(Raw records)
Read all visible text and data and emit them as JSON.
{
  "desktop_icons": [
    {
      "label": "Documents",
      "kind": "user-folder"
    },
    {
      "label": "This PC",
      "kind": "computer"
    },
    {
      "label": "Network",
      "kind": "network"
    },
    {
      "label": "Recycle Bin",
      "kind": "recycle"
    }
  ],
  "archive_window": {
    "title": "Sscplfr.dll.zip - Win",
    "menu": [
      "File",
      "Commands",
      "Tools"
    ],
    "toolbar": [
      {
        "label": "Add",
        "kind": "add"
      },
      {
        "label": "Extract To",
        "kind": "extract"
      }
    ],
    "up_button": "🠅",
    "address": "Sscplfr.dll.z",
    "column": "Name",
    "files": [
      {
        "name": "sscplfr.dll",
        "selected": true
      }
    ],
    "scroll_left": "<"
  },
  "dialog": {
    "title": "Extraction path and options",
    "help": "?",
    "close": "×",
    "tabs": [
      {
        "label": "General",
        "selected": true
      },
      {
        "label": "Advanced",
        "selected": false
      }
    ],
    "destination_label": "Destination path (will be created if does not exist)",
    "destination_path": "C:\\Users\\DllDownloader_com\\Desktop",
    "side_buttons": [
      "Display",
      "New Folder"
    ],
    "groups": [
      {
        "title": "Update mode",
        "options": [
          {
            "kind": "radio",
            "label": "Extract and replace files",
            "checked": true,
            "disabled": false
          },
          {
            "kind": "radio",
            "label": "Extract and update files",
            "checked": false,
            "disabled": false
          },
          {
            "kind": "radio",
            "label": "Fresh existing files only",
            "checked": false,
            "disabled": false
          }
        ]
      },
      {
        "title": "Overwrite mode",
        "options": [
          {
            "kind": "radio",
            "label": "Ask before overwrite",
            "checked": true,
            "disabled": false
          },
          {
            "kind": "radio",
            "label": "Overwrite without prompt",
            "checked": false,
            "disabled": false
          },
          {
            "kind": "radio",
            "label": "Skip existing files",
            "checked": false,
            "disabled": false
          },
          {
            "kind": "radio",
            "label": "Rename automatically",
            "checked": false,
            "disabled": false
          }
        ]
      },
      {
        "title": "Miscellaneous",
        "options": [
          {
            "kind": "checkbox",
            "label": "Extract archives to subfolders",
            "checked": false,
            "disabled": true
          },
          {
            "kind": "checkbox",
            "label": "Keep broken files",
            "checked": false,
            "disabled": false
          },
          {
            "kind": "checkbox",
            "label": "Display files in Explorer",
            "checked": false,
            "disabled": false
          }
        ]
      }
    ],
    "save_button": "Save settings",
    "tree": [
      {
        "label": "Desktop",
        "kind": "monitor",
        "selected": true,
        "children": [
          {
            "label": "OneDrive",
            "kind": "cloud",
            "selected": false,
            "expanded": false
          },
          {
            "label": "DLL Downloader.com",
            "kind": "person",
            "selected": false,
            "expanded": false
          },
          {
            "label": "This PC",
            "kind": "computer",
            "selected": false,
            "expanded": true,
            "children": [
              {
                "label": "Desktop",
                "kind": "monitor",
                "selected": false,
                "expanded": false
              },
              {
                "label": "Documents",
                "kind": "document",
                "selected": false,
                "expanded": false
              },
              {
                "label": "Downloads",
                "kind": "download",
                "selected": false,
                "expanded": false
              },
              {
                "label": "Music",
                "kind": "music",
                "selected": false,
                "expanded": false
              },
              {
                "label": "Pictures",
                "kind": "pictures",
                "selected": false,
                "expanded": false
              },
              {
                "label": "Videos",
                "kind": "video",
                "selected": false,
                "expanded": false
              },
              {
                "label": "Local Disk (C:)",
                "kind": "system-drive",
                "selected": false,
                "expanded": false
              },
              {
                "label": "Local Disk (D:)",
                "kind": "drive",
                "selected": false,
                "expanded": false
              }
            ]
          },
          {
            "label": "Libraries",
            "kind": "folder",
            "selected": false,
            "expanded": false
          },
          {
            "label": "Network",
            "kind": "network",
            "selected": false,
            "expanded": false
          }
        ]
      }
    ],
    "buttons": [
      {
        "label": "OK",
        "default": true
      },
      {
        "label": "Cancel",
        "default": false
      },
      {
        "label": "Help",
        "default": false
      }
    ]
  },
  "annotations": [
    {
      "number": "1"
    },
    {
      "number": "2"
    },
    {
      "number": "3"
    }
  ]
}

▸ WRITTEN INSTRUCTION:
Your task is to print the whole listing again exactly.

▸ THE REPLY:
Read all visible text and data and emit them as JSON.
{
  "desktop_icons": [
    {
      "label": "Documents",
      "kind": "user-folder"
    },
    {
      "label": "This PC",
      "kind": "computer"
    },
    {
      "label": "Network",
      "kind": "network"
    },
    {
      "label": "Recycle Bin",
      "kind": "recycle"
    }
  ],
  "archive_window": {
    "title": "Sscplfr.dll.zip - Win",
    "menu": [
      "File",
      "Commands",
      "Tools"
    ],
    "toolbar": [
      {
        "label": "Add",
        "kind": "add"
      },
      {
        "label": "Extract To",
        "kind": "extract"
      }
    ],
    "up_button": "🠅",
    "address": "Sscplfr.dll.z",
    "column": "Name",
    "files": [
      {
        "name": "sscplfr.dll",
        "selected": true
      }
    ],
    "scroll_left": "<"
  },
  "dialog": {
    "title": "Extraction path and options",
    "help": "?",
    "close": "×",
    "tabs": [
      {
        "label": "General",
        "selected": true
      },
      {
        "label": "Advanced",
        "selected": false
      }
    ],
    "destination_label": "Destination path (will be created if does not exist)",
    "destination_path": "C:\\Users\\DllDownloader_com\\Desktop",
    "side_buttons": [
      "Display",
      "New Folder"
    ],
    "groups": [
      {
        "title": "Update mode",
        "options": [
          {
            "kind": "radio",
            "label": "Extract and replace files",
            "checked": true,
            "disabled": false
          },
          {
            "kind": "radio",
            "label": "Extract and update files",
            "checked": false,
            "disabled": false
          },
          {
            "kind": "radio",
            "label": "Fresh existing files only",
            "checked": false,
            "disabled": false
          }
        ]
      },
      {
        "title": "Overwrite mode",
        "options": [
          {
            "kind": "radio",
            "label": "Ask before overwrite",
            "checked": true,
            "disabled": false
          },
          {
            "kind": "radio",
            "label": "Overwrite without prompt",
            "checked": false,
            "disabled": false
          },
          {
            "kind": "radio",
            "label": "Skip existing files",
            "checked": false,
            "disabled": false
          },
          {
            "kind": "radio",
            "label": "Rename automatically",
            "checked": false,
            "disabled": false
          }
        ]
      },
      {
        "title": "Miscellaneous",
        "options": [
          {
            "kind": "checkbox",
            "label": "Extract archives to subfolders",
            "checked": false,
            "disabled": true
          },
          {
            "kind": "checkbox",
            "label": "Keep broken files",
            "checked": false,
            "disabled": false
          },
          {
            "kind": "checkbox",
            "label": "Display files in Explorer",
            "checked": false,
            "disabled": false
          }
        ]
      }
    ],
    "save_button": "Save settings",
    "tree": [
      {
        "label": "Desktop",
        "kind": "monitor",
        "selected": true,
        "children": [
          {
            "label": "OneDrive",
            "kind": "cloud",
            "selected": false,
            "expanded": false
          },
          {
            "label": "DLL Downloader.com",
            "kind": "person",
            "selected": false,
            "expanded": false
          },
          {
            "label": "This PC",
            "kind": "computer",
            "selected": false,
            "expanded": true,
            "children": [
              {
                "label": "Desktop",
                "kind": "monitor",
                "selected": false,
                "expanded": false
              },
              {
                "label": "Documents",
                "kind": "document",
                "selected": false,
                "expanded": false
              },
              {
                "label": "Downloads",
                "kind": "download",
                "selected": false,
                "expanded": false
              },
              {
                "label": "Music",
                "kind": "music",
                "selected": false,
                "expanded": false
              },
              {
                "label": "Pictures",
                "kind": "pictures",
                "selected": false,
                "expanded": false
              },
              {
                "label": "Videos",
                "kind": "video",
                "selected": false,
                "expanded": false
              },
              {
                "label": "Local Disk (C:)",
                "kind": "system-drive",
                "selected": false,
                "expanded": false
              },
              {
                "label": "Local Disk (D:)",
                "kind": "drive",
                "selected": false,
                "expanded": false
              }
            ]
          },
          {
            "label": "Libraries",
            "kind": "folder",
            "selected": false,
            "expanded": false
          },
          {
            "label": "Network",
            "kind": "network",
            "selected": false,
            "expanded": false
          }
        ]
      }
    ],
    "buttons": [
      {
        "label": "OK",
        "default": true
      },
      {
        "label": "Cancel",
        "default": false
      },
      {
        "label": "Help",
        "default": false
      }
    ]
  },
  "annotations": [
    {
      "number": "1"
    },
    {
      "number": "2"
    },
    {
      "number": "3"
    }
  ]
}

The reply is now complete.